■ **WHAT THE EXERCISE ASKS**:
Report every line in the listing that contains the string "sentiment".

Records from a dataset:
BEGIN
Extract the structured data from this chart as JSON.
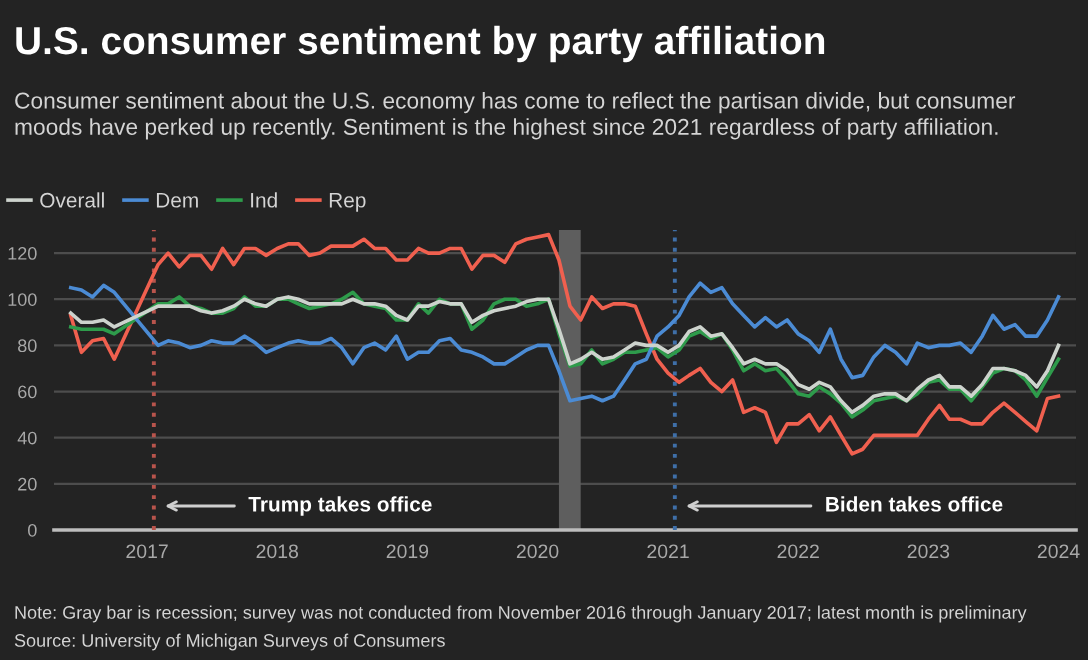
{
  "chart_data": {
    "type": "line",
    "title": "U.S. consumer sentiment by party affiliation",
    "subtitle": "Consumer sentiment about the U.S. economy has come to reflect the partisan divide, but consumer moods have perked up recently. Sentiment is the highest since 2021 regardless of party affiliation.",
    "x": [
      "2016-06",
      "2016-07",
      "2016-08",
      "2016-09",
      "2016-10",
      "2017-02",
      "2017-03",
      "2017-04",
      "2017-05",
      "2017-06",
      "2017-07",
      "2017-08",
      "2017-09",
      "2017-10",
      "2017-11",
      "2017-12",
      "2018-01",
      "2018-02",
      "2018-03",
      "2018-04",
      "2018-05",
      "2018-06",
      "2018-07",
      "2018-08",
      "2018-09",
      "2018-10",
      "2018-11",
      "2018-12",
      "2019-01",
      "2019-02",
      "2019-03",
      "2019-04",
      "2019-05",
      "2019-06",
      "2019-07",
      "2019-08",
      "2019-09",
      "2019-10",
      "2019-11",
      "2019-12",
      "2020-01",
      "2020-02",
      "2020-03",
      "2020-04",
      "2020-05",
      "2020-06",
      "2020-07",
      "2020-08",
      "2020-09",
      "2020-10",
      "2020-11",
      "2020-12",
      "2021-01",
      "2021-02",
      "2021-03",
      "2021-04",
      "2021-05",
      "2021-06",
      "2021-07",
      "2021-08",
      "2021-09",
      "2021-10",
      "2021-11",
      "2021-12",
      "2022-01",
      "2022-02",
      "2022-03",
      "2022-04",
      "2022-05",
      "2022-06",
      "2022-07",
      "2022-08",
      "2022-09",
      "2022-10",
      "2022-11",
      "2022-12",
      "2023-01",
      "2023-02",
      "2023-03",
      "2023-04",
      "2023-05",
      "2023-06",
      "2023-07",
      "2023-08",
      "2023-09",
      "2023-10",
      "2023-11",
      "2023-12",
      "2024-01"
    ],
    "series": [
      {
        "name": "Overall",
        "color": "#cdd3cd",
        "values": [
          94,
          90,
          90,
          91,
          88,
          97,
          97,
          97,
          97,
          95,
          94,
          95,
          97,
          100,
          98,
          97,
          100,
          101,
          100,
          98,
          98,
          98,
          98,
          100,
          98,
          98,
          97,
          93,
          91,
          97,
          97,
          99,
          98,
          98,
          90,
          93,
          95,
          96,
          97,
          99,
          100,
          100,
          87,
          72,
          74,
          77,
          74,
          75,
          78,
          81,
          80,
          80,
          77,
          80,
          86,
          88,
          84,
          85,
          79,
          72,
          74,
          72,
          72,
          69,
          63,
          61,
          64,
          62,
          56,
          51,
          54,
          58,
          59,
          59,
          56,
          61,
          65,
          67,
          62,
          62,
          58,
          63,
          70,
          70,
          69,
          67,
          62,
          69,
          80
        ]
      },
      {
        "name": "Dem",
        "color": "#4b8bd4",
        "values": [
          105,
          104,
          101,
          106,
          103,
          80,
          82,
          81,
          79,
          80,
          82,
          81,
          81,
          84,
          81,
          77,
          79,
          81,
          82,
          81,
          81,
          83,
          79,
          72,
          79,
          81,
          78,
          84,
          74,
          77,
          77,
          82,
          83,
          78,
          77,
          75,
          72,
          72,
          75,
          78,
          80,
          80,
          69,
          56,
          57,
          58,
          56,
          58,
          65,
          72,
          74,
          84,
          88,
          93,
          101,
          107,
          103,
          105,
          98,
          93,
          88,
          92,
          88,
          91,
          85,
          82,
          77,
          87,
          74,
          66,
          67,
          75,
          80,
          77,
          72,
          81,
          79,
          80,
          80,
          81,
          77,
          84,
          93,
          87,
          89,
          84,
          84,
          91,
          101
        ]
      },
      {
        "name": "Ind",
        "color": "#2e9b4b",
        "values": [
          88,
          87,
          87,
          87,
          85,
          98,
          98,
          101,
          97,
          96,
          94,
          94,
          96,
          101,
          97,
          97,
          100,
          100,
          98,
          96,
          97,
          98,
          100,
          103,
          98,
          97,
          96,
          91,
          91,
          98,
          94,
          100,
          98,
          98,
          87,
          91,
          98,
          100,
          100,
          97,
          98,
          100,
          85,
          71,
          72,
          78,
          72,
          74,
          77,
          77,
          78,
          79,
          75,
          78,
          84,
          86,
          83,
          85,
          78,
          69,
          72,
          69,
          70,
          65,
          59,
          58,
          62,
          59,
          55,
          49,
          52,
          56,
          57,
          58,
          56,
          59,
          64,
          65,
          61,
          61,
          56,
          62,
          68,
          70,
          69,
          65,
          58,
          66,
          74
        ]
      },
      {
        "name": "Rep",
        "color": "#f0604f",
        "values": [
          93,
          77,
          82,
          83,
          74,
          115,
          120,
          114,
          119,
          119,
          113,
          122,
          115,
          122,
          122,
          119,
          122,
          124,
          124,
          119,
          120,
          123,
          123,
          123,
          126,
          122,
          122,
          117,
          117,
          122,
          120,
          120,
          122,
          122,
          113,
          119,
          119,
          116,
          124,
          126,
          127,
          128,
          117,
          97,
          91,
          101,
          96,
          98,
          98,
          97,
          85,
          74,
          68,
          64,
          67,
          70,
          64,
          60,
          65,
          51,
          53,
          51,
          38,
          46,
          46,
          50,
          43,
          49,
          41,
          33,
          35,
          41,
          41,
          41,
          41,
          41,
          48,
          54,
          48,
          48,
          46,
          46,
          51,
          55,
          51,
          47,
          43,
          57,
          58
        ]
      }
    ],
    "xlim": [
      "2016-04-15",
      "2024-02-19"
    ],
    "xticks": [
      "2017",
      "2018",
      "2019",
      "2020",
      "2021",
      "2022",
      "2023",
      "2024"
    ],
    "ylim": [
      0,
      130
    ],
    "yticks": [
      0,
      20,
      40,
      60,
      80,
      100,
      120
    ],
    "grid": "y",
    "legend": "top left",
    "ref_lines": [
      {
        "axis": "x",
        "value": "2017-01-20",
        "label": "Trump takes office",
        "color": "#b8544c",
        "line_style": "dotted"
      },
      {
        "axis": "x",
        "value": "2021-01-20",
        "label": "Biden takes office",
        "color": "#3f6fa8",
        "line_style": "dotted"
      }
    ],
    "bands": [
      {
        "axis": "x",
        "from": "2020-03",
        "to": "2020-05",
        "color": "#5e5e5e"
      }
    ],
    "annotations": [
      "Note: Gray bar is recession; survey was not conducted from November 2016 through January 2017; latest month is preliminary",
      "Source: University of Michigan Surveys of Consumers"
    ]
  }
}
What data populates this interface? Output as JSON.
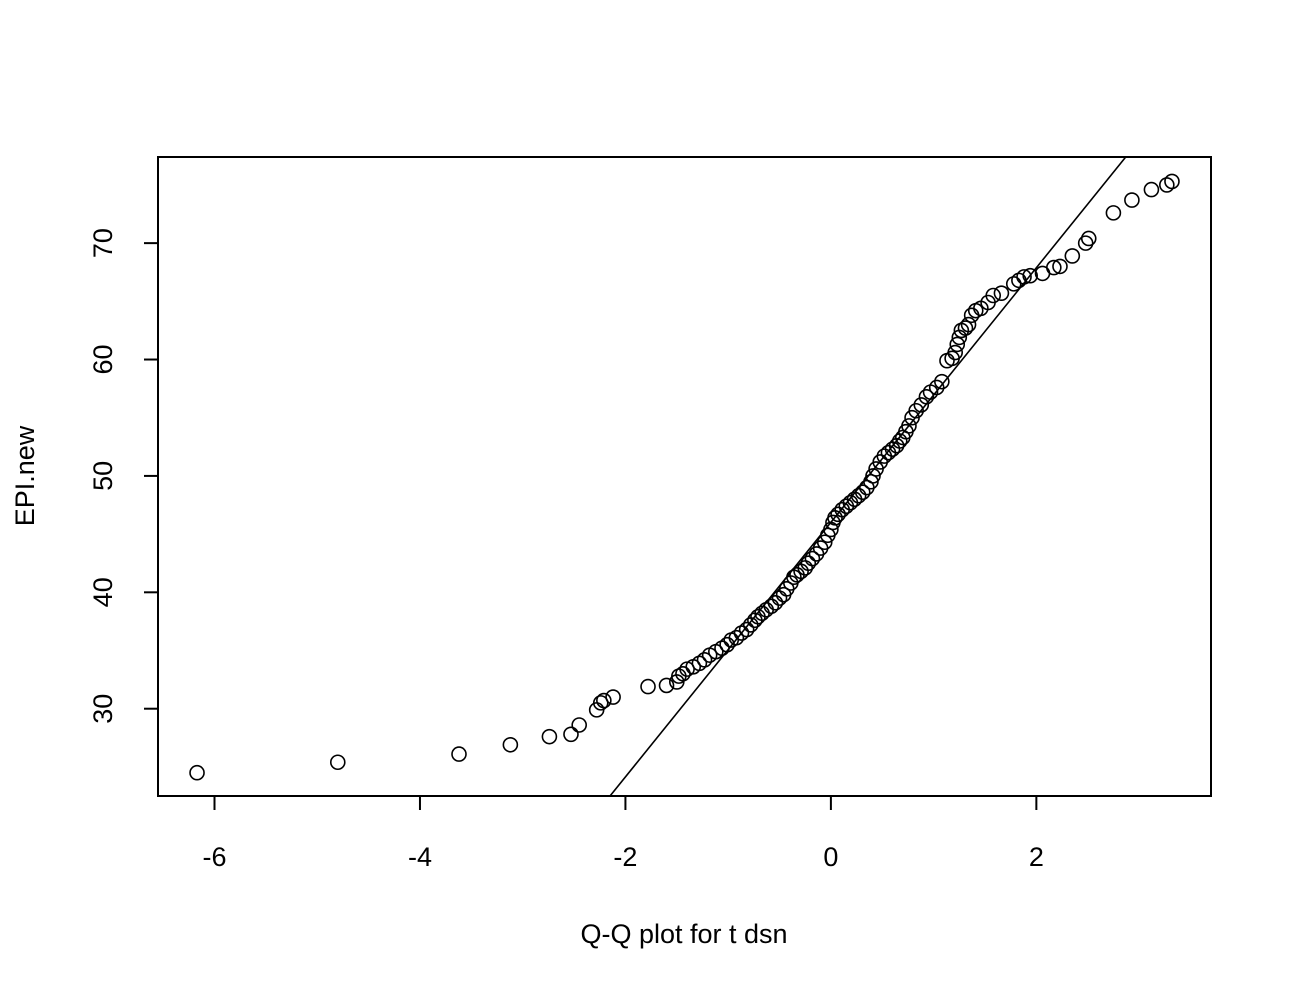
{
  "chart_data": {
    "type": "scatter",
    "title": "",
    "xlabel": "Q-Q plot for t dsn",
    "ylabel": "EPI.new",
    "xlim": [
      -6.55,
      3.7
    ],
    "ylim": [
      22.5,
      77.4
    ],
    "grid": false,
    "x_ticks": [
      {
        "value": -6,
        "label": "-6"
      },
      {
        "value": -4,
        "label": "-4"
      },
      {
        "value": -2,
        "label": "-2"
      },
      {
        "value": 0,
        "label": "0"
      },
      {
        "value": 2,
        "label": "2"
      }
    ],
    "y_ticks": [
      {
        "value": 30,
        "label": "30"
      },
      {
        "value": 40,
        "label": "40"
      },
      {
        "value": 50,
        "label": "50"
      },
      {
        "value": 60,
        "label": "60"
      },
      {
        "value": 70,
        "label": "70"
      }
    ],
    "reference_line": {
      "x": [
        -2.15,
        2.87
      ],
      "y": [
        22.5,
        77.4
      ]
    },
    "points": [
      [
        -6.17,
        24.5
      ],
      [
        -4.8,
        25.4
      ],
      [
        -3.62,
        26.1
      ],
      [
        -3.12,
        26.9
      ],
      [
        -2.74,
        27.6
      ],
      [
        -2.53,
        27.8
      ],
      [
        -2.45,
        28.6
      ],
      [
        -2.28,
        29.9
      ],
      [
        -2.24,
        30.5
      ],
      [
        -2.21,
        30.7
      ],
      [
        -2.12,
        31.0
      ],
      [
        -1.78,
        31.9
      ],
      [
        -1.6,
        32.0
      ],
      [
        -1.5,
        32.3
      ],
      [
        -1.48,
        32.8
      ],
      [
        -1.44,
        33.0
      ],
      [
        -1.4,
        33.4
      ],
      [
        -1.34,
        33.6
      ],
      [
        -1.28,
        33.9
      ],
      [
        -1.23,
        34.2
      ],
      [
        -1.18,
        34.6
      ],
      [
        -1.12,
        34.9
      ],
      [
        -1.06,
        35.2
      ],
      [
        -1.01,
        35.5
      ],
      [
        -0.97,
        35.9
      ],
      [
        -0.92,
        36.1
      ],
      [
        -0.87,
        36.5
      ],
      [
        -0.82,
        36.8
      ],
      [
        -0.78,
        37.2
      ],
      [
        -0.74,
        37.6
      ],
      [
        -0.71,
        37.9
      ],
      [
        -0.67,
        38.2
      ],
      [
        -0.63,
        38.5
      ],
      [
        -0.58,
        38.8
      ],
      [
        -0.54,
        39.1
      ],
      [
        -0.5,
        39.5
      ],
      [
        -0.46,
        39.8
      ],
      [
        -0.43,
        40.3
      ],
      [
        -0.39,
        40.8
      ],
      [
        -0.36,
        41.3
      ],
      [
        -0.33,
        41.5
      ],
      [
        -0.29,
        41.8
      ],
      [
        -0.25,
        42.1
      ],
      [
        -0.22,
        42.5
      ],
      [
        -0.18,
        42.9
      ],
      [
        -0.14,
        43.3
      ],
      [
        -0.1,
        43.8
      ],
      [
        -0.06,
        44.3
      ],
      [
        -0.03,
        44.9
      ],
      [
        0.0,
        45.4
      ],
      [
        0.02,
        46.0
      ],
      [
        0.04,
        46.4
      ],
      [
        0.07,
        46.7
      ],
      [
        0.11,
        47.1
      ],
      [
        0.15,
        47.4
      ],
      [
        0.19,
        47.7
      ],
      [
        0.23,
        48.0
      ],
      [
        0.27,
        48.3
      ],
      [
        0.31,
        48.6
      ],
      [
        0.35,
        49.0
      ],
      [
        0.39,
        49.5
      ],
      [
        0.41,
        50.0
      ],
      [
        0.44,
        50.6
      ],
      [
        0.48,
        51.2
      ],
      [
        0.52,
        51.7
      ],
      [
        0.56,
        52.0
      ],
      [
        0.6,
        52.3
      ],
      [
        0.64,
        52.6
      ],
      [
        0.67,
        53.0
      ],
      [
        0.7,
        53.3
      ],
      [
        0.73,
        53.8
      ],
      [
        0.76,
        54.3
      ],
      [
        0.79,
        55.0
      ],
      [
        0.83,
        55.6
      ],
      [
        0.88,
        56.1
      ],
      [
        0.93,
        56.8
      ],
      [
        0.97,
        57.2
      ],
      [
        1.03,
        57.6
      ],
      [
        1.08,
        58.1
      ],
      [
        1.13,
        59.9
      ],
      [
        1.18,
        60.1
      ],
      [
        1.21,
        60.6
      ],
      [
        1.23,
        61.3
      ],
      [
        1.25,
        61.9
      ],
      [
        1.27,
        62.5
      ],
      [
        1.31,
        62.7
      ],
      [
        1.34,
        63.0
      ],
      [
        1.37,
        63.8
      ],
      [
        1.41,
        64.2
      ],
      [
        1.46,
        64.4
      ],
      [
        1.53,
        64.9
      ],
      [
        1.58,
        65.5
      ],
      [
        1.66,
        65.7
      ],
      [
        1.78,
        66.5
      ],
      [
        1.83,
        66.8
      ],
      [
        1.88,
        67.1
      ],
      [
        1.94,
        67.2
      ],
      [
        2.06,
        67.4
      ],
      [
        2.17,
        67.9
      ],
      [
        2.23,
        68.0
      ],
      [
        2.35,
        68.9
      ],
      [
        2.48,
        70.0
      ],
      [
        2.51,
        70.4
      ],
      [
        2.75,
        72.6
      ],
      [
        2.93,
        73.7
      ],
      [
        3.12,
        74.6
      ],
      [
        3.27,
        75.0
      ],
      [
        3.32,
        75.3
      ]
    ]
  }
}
END
■ **CORRECT OUTPUT**:
    "title": "U.S. consumer sentiment by party affiliation",
    "subtitle": "Consumer sentiment about the U.S. economy has come to reflect the partisan divide, but consumer moods have perked up recently. Sentiment is the highest since 2021 regardless of party affiliation.",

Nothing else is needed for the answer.